- Exercise aim:
Restate the whole listing exactly.

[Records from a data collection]
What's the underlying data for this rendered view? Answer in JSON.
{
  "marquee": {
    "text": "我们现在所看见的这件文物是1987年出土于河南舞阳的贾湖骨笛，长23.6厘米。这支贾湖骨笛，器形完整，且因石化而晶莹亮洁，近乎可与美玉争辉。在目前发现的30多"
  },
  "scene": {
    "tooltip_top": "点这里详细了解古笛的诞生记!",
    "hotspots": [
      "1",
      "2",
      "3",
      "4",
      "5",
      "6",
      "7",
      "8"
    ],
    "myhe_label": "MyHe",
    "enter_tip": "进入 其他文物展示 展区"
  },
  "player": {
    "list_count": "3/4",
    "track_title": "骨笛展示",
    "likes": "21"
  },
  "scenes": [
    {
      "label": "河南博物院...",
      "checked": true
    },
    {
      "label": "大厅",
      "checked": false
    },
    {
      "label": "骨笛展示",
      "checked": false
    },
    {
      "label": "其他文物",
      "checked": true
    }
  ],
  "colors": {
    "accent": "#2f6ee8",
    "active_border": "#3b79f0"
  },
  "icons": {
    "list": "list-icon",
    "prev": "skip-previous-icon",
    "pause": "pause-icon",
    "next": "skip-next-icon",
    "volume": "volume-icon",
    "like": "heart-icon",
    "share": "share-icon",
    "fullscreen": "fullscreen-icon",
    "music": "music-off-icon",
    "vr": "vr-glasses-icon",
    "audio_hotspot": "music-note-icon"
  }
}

- Final result:
What's the underlying data for this rendered view? Answer in JSON.
{
  "marquee": {
    "text": "我们现在所看见的这件文物是1987年出土于河南舞阳的贾湖骨笛，长23.6厘米。这支贾湖骨笛，器形完整，且因石化而晶莹亮洁，近乎可与美玉争辉。在目前发现的30多"
  },
  "scene": {
    "tooltip_top": "点这里详细了解古笛的诞生记!",
    "hotspots": [
      "1",
      "2",
      "3",
      "4",
      "5",
      "6",
      "7",
      "8"
    ],
    "myhe_label": "MyHe",
    "enter_tip": "进入 其他文物展示 展区"
  },
  "player": {
    "list_count": "3/4",
    "track_title": "骨笛展示",
    "likes": "21"
  },
  "scenes": [
    {
      "label": "河南博物院...",
      "checked": true
    },
    {
      "label": "大厅",
      "checked": false
    },
    {
      "label": "骨笛展示",
      "checked": false
    },
    {
      "label": "其他文物",
      "checked": true
    }
  ],
  "colors": {
    "accent": "#2f6ee8",
    "active_border": "#3b79f0"
  },
  "icons": {
    "list": "list-icon",
    "prev": "skip-previous-icon",
    "pause": "pause-icon",
    "next": "skip-next-icon",
    "volume": "volume-icon",
    "like": "heart-icon",
    "share": "share-icon",
    "fullscreen": "fullscreen-icon",
    "music": "music-off-icon",
    "vr": "vr-glasses-icon",
    "audio_hotspot": "music-note-icon"
  }
}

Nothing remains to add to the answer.